*STATED GOAL*. Transcribe the material in full, exactly as written.

*MATERIAL PROVIDED*.
---
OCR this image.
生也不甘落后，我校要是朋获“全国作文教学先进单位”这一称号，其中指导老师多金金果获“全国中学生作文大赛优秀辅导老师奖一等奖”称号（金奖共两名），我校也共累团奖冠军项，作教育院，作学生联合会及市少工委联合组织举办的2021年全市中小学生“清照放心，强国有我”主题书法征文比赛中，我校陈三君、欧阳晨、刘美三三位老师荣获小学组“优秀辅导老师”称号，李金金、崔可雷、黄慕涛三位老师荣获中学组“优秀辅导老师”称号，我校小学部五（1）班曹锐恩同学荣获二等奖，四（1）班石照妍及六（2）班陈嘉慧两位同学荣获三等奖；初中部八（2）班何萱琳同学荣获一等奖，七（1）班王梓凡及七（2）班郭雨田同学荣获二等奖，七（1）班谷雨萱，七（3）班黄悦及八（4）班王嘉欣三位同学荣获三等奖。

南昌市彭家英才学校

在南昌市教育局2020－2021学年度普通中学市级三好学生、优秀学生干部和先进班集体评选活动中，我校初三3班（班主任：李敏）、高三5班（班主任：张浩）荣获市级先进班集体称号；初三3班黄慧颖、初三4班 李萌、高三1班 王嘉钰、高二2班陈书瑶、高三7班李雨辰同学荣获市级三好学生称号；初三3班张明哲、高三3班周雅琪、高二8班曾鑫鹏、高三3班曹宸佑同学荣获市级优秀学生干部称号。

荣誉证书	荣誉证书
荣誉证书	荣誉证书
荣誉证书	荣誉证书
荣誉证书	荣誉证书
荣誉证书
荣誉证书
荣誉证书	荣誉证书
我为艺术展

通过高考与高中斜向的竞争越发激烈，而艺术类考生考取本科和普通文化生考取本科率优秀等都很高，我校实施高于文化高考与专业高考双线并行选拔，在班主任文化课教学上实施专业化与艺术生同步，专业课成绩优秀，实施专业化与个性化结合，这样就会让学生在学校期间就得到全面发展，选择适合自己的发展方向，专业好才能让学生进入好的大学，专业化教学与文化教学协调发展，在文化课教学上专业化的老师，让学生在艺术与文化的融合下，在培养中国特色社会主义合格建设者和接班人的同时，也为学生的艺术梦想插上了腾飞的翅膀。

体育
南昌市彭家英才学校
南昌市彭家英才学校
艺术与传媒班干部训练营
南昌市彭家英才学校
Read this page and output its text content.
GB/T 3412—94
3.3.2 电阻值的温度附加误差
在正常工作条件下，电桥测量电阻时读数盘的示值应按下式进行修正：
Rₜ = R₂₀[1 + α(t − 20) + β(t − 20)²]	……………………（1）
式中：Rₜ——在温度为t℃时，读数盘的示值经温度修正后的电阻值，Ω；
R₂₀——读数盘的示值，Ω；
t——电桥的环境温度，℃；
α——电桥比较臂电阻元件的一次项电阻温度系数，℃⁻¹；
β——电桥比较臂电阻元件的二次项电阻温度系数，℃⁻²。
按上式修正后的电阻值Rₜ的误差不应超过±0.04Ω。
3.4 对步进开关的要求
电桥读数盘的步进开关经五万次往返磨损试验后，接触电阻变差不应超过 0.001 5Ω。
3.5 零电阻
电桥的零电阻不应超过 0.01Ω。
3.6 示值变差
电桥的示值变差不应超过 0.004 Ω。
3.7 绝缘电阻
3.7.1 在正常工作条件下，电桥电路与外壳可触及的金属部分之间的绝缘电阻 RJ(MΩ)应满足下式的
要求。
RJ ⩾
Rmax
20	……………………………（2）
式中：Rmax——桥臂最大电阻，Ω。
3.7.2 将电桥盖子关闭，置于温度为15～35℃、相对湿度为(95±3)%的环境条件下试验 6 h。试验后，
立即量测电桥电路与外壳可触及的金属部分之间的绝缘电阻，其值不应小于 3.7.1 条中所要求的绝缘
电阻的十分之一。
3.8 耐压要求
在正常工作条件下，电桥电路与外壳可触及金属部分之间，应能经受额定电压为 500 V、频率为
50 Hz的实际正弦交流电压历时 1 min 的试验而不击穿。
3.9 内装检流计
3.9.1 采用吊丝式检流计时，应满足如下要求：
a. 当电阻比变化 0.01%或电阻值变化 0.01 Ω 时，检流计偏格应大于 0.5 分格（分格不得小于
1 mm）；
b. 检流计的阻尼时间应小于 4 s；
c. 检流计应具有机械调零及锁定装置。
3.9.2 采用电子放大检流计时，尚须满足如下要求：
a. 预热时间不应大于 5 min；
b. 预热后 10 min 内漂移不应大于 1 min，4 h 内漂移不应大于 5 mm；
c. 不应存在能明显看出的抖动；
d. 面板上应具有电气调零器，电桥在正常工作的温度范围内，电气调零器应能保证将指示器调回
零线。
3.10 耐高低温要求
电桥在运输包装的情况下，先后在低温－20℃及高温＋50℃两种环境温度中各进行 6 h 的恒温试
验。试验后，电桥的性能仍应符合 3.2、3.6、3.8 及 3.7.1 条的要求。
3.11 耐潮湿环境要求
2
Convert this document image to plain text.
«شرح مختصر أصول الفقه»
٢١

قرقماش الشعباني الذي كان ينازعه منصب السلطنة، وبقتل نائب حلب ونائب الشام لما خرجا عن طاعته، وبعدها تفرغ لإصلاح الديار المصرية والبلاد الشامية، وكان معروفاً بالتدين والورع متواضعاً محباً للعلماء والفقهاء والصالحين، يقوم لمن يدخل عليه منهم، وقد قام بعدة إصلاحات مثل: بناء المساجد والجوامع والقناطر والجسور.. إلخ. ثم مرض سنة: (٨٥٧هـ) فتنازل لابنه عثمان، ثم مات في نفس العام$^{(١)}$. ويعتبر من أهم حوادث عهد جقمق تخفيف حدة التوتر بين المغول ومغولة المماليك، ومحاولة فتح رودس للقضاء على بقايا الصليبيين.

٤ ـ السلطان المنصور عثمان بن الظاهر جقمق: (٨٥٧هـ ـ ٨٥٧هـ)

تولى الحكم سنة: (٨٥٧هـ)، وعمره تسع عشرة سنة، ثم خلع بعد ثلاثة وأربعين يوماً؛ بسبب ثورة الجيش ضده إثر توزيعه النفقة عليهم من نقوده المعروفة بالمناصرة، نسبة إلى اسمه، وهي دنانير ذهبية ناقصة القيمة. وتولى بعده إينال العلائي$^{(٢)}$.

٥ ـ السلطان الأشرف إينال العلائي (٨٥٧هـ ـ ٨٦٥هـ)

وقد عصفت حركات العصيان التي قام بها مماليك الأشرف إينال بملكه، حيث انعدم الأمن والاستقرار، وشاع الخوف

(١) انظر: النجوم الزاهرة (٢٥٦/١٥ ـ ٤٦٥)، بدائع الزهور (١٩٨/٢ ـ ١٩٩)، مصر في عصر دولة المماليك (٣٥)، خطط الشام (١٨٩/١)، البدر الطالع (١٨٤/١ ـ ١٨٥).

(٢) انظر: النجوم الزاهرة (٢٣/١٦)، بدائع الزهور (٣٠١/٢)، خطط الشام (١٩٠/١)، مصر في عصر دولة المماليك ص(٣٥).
---
*OUTPUT BELOW*.
OCR this image.
生也不甘落后，我校要是朋获“全国作文教学先进单位”这一称号，其中指导老师多金金果获“全国中学生作文大赛优秀辅导老师奖一等奖”称号（金奖共两名），我校也共累团奖冠军项，作教育院，作学生联合会及市少工委联合组织举办的2021年全市中小学生“清照放心，强国有我”主题书法征文比赛中，我校陈三君、欧阳晨、刘美三三位老师荣获小学组“优秀辅导老师”称号，李金金、崔可雷、黄慕涛三位老师荣获中学组“优秀辅导老师”称号，我校小学部五（1）班曹锐恩同学荣获二等奖，四（1）班石照妍及六（2）班陈嘉慧两位同学荣获三等奖；初中部八（2）班何萱琳同学荣获一等奖，七（1）班王梓凡及七（2）班郭雨田同学荣获二等奖，七（1）班谷雨萱，七（3）班黄悦及八（4）班王嘉欣三位同学荣获三等奖。

南昌市彭家英才学校

在南昌市教育局2020－2021学年度普通中学市级三好学生、优秀学生干部和先进班集体评选活动中，我校初三3班（班主任：李敏）、高三5班（班主任：张浩）荣获市级先进班集体称号；初三3班黄慧颖、初三4班 李萌、高三1班 王嘉钰、高二2班陈书瑶、高三7班李雨辰同学荣获市级三好学生称号；初三3班张明哲、高三3班周雅琪、高二8班曾鑫鹏、高三3班曹宸佑同学荣获市级优秀学生干部称号。

荣誉证书	荣誉证书
荣誉证书	荣誉证书
荣誉证书	荣誉证书
荣誉证书	荣誉证书
荣誉证书
荣誉证书
荣誉证书	荣誉证书
我为艺术展

通过高考与高中斜向的竞争越发激烈，而艺术类考生考取本科和普通文化生考取本科率优秀等都很高，我校实施高于文化高考与专业高考双线并行选拔，在班主任文化课教学上实施专业化与艺术生同步，专业课成绩优秀，实施专业化与个性化结合，这样就会让学生在学校期间就得到全面发展，选择适合自己的发展方向，专业好才能让学生进入好的大学，专业化教学与文化教学协调发展，在文化课教学上专业化的老师，让学生在艺术与文化的融合下，在培养中国特色社会主义合格建设者和接班人的同时，也为学生的艺术梦想插上了腾飞的翅膀。

体育
南昌市彭家英才学校
南昌市彭家英才学校
艺术与传媒班干部训练营
南昌市彭家英才学校
Read this page and output its text content.
GB/T 3412—94
3.3.2 电阻值的温度附加误差
在正常工作条件下，电桥测量电阻时读数盘的示值应按下式进行修正：
Rₜ = R₂₀[1 + α(t − 20) + β(t − 20)²]	……………………（1）
式中：Rₜ——在温度为t℃时，读数盘的示值经温度修正后的电阻值，Ω；
R₂₀——读数盘的示值，Ω；
t——电桥的环境温度，℃；
α——电桥比较臂电阻元件的一次项电阻温度系数，℃⁻¹；
β——电桥比较臂电阻元件的二次项电阻温度系数，℃⁻²。
按上式修正后的电阻值Rₜ的误差不应超过±0.04Ω。
3.4 对步进开关的要求
电桥读数盘的步进开关经五万次往返磨损试验后，接触电阻变差不应超过 0.001 5Ω。
3.5 零电阻
电桥的零电阻不应超过 0.01Ω。
3.6 示值变差
电桥的示值变差不应超过 0.004 Ω。
3.7 绝缘电阻
3.7.1 在正常工作条件下，电桥电路与外壳可触及的金属部分之间的绝缘电阻 RJ(MΩ)应满足下式的
要求。
RJ ⩾
Rmax
20	……………………………（2）
式中：Rmax——桥臂最大电阻，Ω。
3.7.2 将电桥盖子关闭，置于温度为15～35℃、相对湿度为(95±3)%的环境条件下试验 6 h。试验后，
立即量测电桥电路与外壳可触及的金属部分之间的绝缘电阻，其值不应小于 3.7.1 条中所要求的绝缘
电阻的十分之一。
3.8 耐压要求
在正常工作条件下，电桥电路与外壳可触及金属部分之间，应能经受额定电压为 500 V、频率为
50 Hz的实际正弦交流电压历时 1 min 的试验而不击穿。
3.9 内装检流计
3.9.1 采用吊丝式检流计时，应满足如下要求：
a. 当电阻比变化 0.01%或电阻值变化 0.01 Ω 时，检流计偏格应大于 0.5 分格（分格不得小于
1 mm）；
b. 检流计的阻尼时间应小于 4 s；
c. 检流计应具有机械调零及锁定装置。
3.9.2 采用电子放大检流计时，尚须满足如下要求：
a. 预热时间不应大于 5 min；
b. 预热后 10 min 内漂移不应大于 1 min，4 h 内漂移不应大于 5 mm；
c. 不应存在能明显看出的抖动；
d. 面板上应具有电气调零器，电桥在正常工作的温度范围内，电气调零器应能保证将指示器调回
零线。
3.10 耐高低温要求
电桥在运输包装的情况下，先后在低温－20℃及高温＋50℃两种环境温度中各进行 6 h 的恒温试
验。试验后，电桥的性能仍应符合 3.2、3.6、3.8 及 3.7.1 条的要求。
3.11 耐潮湿环境要求
2
Convert this document image to plain text.
«شرح مختصر أصول الفقه»
٢١

قرقماش الشعباني الذي كان ينازعه منصب السلطنة، وبقتل نائب حلب ونائب الشام لما خرجا عن طاعته، وبعدها تفرغ لإصلاح الديار المصرية والبلاد الشامية، وكان معروفاً بالتدين والورع متواضعاً محباً للعلماء والفقهاء والصالحين، يقوم لمن يدخل عليه منهم، وقد قام بعدة إصلاحات مثل: بناء المساجد والجوامع والقناطر والجسور.. إلخ. ثم مرض سنة: (٨٥٧هـ) فتنازل لابنه عثمان، ثم مات في نفس العام$^{(١)}$. ويعتبر من أهم حوادث عهد جقمق تخفيف حدة التوتر بين المغول ومغولة المماليك، ومحاولة فتح رودس للقضاء على بقايا الصليبيين.

٤ ـ السلطان المنصور عثمان بن الظاهر جقمق: (٨٥٧هـ ـ ٨٥٧هـ)

تولى الحكم سنة: (٨٥٧هـ)، وعمره تسع عشرة سنة، ثم خلع بعد ثلاثة وأربعين يوماً؛ بسبب ثورة الجيش ضده إثر توزيعه النفقة عليهم من نقوده المعروفة بالمناصرة، نسبة إلى اسمه، وهي دنانير ذهبية ناقصة القيمة. وتولى بعده إينال العلائي$^{(٢)}$.

٥ ـ السلطان الأشرف إينال العلائي (٨٥٧هـ ـ ٨٦٥هـ)

وقد عصفت حركات العصيان التي قام بها مماليك الأشرف إينال بملكه، حيث انعدم الأمن والاستقرار، وشاع الخوف

(١) انظر: النجوم الزاهرة (٢٥٦/١٥ ـ ٤٦٥)، بدائع الزهور (١٩٨/٢ ـ ١٩٩)، مصر في عصر دولة المماليك (٣٥)، خطط الشام (١٨٩/١)، البدر الطالع (١٨٤/١ ـ ١٨٥).

(٢) انظر: النجوم الزاهرة (٢٣/١٦)، بدائع الزهور (٣٠١/٢)، خطط الشام (١٩٠/١)، مصر في عصر دولة المماليك ص(٣٥).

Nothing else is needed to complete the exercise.